--- Start of RECORDS TO USE ---
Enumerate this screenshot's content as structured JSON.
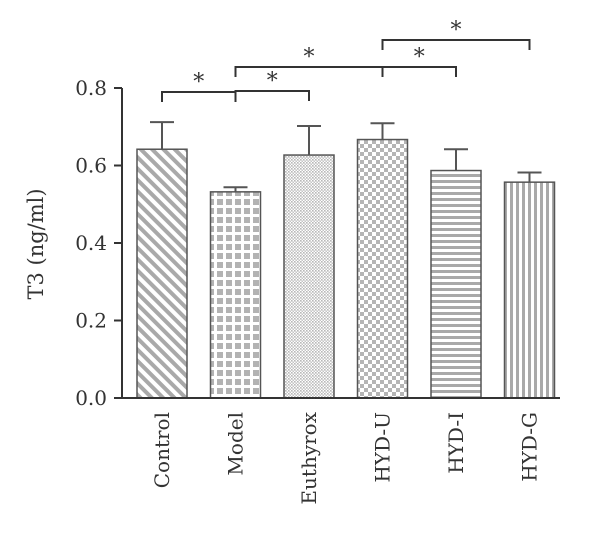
{
  "chart_data": {
    "type": "bar",
    "ylabel": "T3 (ng/ml)",
    "ylim": [
      0,
      0.8
    ],
    "yticks": [
      "0.0",
      "0.2",
      "0.4",
      "0.6",
      "0.8"
    ],
    "categories": [
      "Control",
      "Model",
      "Euthyrox",
      "HYD-U",
      "HYD-I",
      "HYD-G"
    ],
    "values": [
      0.642,
      0.532,
      0.627,
      0.667,
      0.587,
      0.557
    ],
    "error": [
      0.07,
      0.012,
      0.075,
      0.042,
      0.055,
      0.025
    ],
    "patterns": [
      "diagonal-stripes",
      "grid-squares",
      "fine-dots",
      "checkerboard",
      "horizontal-stripes",
      "vertical-stripes"
    ],
    "bar_color": "#b0b0b0",
    "significance": [
      {
        "from": "Control",
        "to": "Model",
        "label": "*"
      },
      {
        "from": "Model",
        "to": "Euthyrox",
        "label": "*"
      },
      {
        "from": "Model",
        "to": "HYD-U",
        "label": "*"
      },
      {
        "from": "HYD-U",
        "to": "HYD-I",
        "label": "*"
      },
      {
        "from": "HYD-U",
        "to": "HYD-G",
        "label": "*"
      }
    ]
  }
}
--- End of RECORDS TO USE ---
> THE TASK
Exact duplication of all the records is required; pictures are omitted from the copy.

> TASK RESPONSE
Enumerate this screenshot's content as structured JSON.
{
  "chart_data": {
    "type": "bar",
    "ylabel": "T3 (ng/ml)",
    "ylim": [
      0,
      0.8
    ],
    "yticks": [
      "0.0",
      "0.2",
      "0.4",
      "0.6",
      "0.8"
    ],
    "categories": [
      "Control",
      "Model",
      "Euthyrox",
      "HYD-U",
      "HYD-I",
      "HYD-G"
    ],
    "values": [
      0.642,
      0.532,
      0.627,
      0.667,
      0.587,
      0.557
    ],
    "error": [
      0.07,
      0.012,
      0.075,
      0.042,
      0.055,
      0.025
    ],
    "patterns": [
      "diagonal-stripes",
      "grid-squares",
      "fine-dots",
      "checkerboard",
      "horizontal-stripes",
      "vertical-stripes"
    ],
    "bar_color": "#b0b0b0",
    "significance": [
      {
        "from": "Control",
        "to": "Model",
        "label": "*"
      },
      {
        "from": "Model",
        "to": "Euthyrox",
        "label": "*"
      },
      {
        "from": "Model",
        "to": "HYD-U",
        "label": "*"
      },
      {
        "from": "HYD-U",
        "to": "HYD-I",
        "label": "*"
      },
      {
        "from": "HYD-U",
        "to": "HYD-G",
        "label": "*"
      }
    ]
  }
}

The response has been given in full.